[Start of Extracted information]
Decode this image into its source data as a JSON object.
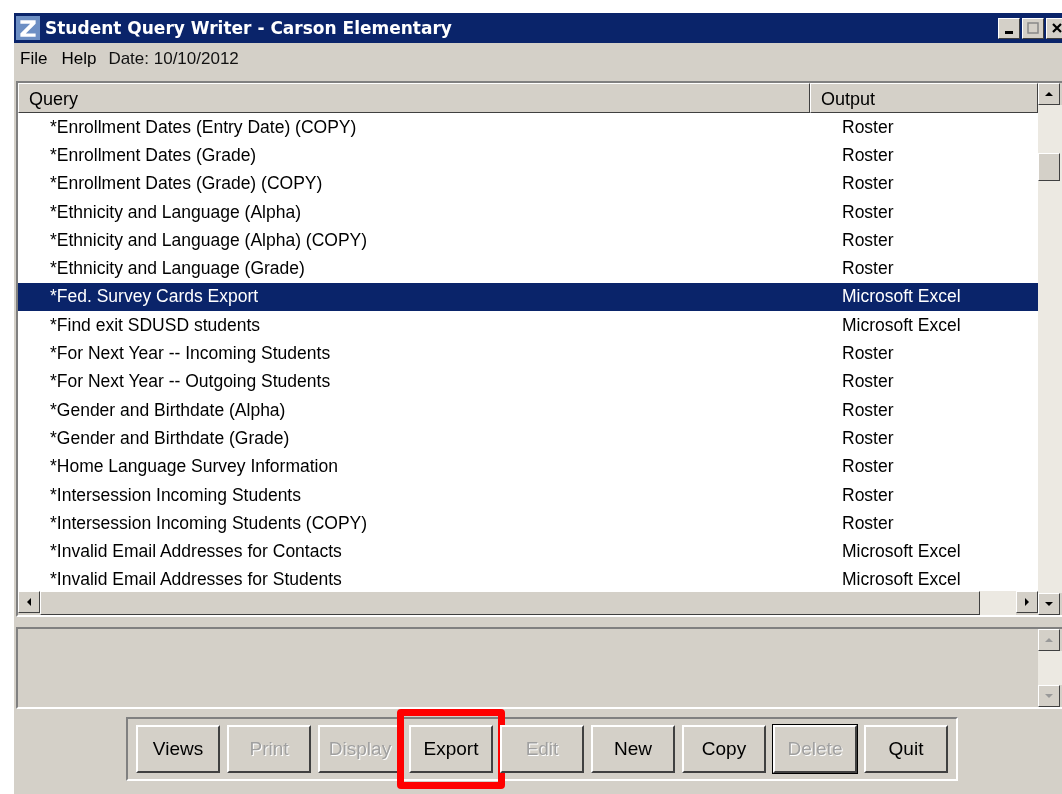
{
  "window": {
    "title": "Student Query Writer - Carson Elementary"
  },
  "menu": [
    {
      "label": "File"
    },
    {
      "label": "Help"
    },
    {
      "label": "Date: 10/10/2012",
      "kind": "info"
    }
  ],
  "table": {
    "columns": [
      "Query",
      "Output"
    ],
    "rows": [
      {
        "query": "*Enrollment Dates (Entry Date) (COPY)",
        "output": "Roster",
        "selected": false
      },
      {
        "query": "*Enrollment Dates (Grade)",
        "output": "Roster",
        "selected": false
      },
      {
        "query": "*Enrollment Dates (Grade) (COPY)",
        "output": "Roster",
        "selected": false
      },
      {
        "query": "*Ethnicity and Language (Alpha)",
        "output": "Roster",
        "selected": false
      },
      {
        "query": "*Ethnicity and Language (Alpha) (COPY)",
        "output": "Roster",
        "selected": false
      },
      {
        "query": "*Ethnicity and Language (Grade)",
        "output": "Roster",
        "selected": false
      },
      {
        "query": "*Fed. Survey Cards Export",
        "output": "Microsoft Excel",
        "selected": true
      },
      {
        "query": "*Find exit SDUSD students",
        "output": "Microsoft Excel",
        "selected": false
      },
      {
        "query": "*For Next Year -- Incoming Students",
        "output": "Roster",
        "selected": false
      },
      {
        "query": "*For Next Year -- Outgoing Students",
        "output": "Roster",
        "selected": false
      },
      {
        "query": "*Gender and Birthdate (Alpha)",
        "output": "Roster",
        "selected": false
      },
      {
        "query": "*Gender and Birthdate (Grade)",
        "output": "Roster",
        "selected": false
      },
      {
        "query": "*Home Language Survey Information",
        "output": "Roster",
        "selected": false
      },
      {
        "query": "*Intersession Incoming Students",
        "output": "Roster",
        "selected": false
      },
      {
        "query": "*Intersession Incoming Students (COPY)",
        "output": "Roster",
        "selected": false
      },
      {
        "query": "*Invalid Email Addresses for Contacts",
        "output": "Microsoft Excel",
        "selected": false
      },
      {
        "query": "*Invalid Email Addresses for Students",
        "output": "Microsoft Excel",
        "selected": false
      }
    ]
  },
  "buttons": [
    {
      "label": "Views",
      "disabled": false,
      "highlighted": false,
      "default": false
    },
    {
      "label": "Print",
      "disabled": true,
      "highlighted": false,
      "default": false
    },
    {
      "label": "Display",
      "disabled": true,
      "highlighted": false,
      "default": false
    },
    {
      "label": "Export",
      "disabled": false,
      "highlighted": true,
      "default": false
    },
    {
      "label": "Edit",
      "disabled": true,
      "highlighted": false,
      "default": false
    },
    {
      "label": "New",
      "disabled": false,
      "highlighted": false,
      "default": false
    },
    {
      "label": "Copy",
      "disabled": false,
      "highlighted": false,
      "default": false
    },
    {
      "label": "Delete",
      "disabled": true,
      "highlighted": false,
      "default": true
    },
    {
      "label": "Quit",
      "disabled": false,
      "highlighted": false,
      "default": false
    }
  ]
}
[End of Extracted information]
• _Challenge_
Quote every record above exactly, leaving out the pictures.

• _The output_
Decode this image into its source data as a JSON object.
{
  "window": {
    "title": "Student Query Writer - Carson Elementary"
  },
  "menu": [
    {
      "label": "File"
    },
    {
      "label": "Help"
    },
    {
      "label": "Date: 10/10/2012",
      "kind": "info"
    }
  ],
  "table": {
    "columns": [
      "Query",
      "Output"
    ],
    "rows": [
      {
        "query": "*Enrollment Dates (Entry Date) (COPY)",
        "output": "Roster",
        "selected": false
      },
      {
        "query": "*Enrollment Dates (Grade)",
        "output": "Roster",
        "selected": false
      },
      {
        "query": "*Enrollment Dates (Grade) (COPY)",
        "output": "Roster",
        "selected": false
      },
      {
        "query": "*Ethnicity and Language (Alpha)",
        "output": "Roster",
        "selected": false
      },
      {
        "query": "*Ethnicity and Language (Alpha) (COPY)",
        "output": "Roster",
        "selected": false
      },
      {
        "query": "*Ethnicity and Language (Grade)",
        "output": "Roster",
        "selected": false
      },
      {
        "query": "*Fed. Survey Cards Export",
        "output": "Microsoft Excel",
        "selected": true
      },
      {
        "query": "*Find exit SDUSD students",
        "output": "Microsoft Excel",
        "selected": false
      },
      {
        "query": "*For Next Year -- Incoming Students",
        "output": "Roster",
        "selected": false
      },
      {
        "query": "*For Next Year -- Outgoing Students",
        "output": "Roster",
        "selected": false
      },
      {
        "query": "*Gender and Birthdate (Alpha)",
        "output": "Roster",
        "selected": false
      },
      {
        "query": "*Gender and Birthdate (Grade)",
        "output": "Roster",
        "selected": false
      },
      {
        "query": "*Home Language Survey Information",
        "output": "Roster",
        "selected": false
      },
      {
        "query": "*Intersession Incoming Students",
        "output": "Roster",
        "selected": false
      },
      {
        "query": "*Intersession Incoming Students (COPY)",
        "output": "Roster",
        "selected": false
      },
      {
        "query": "*Invalid Email Addresses for Contacts",
        "output": "Microsoft Excel",
        "selected": false
      },
      {
        "query": "*Invalid Email Addresses for Students",
        "output": "Microsoft Excel",
        "selected": false
      }
    ]
  },
  "buttons": [
    {
      "label": "Views",
      "disabled": false,
      "highlighted": false,
      "default": false
    },
    {
      "label": "Print",
      "disabled": true,
      "highlighted": false,
      "default": false
    },
    {
      "label": "Display",
      "disabled": true,
      "highlighted": false,
      "default": false
    },
    {
      "label": "Export",
      "disabled": false,
      "highlighted": true,
      "default": false
    },
    {
      "label": "Edit",
      "disabled": true,
      "highlighted": false,
      "default": false
    },
    {
      "label": "New",
      "disabled": false,
      "highlighted": false,
      "default": false
    },
    {
      "label": "Copy",
      "disabled": false,
      "highlighted": false,
      "default": false
    },
    {
      "label": "Delete",
      "disabled": true,
      "highlighted": false,
      "default": true
    },
    {
      "label": "Quit",
      "disabled": false,
      "highlighted": false,
      "default": false
    }
  ]
}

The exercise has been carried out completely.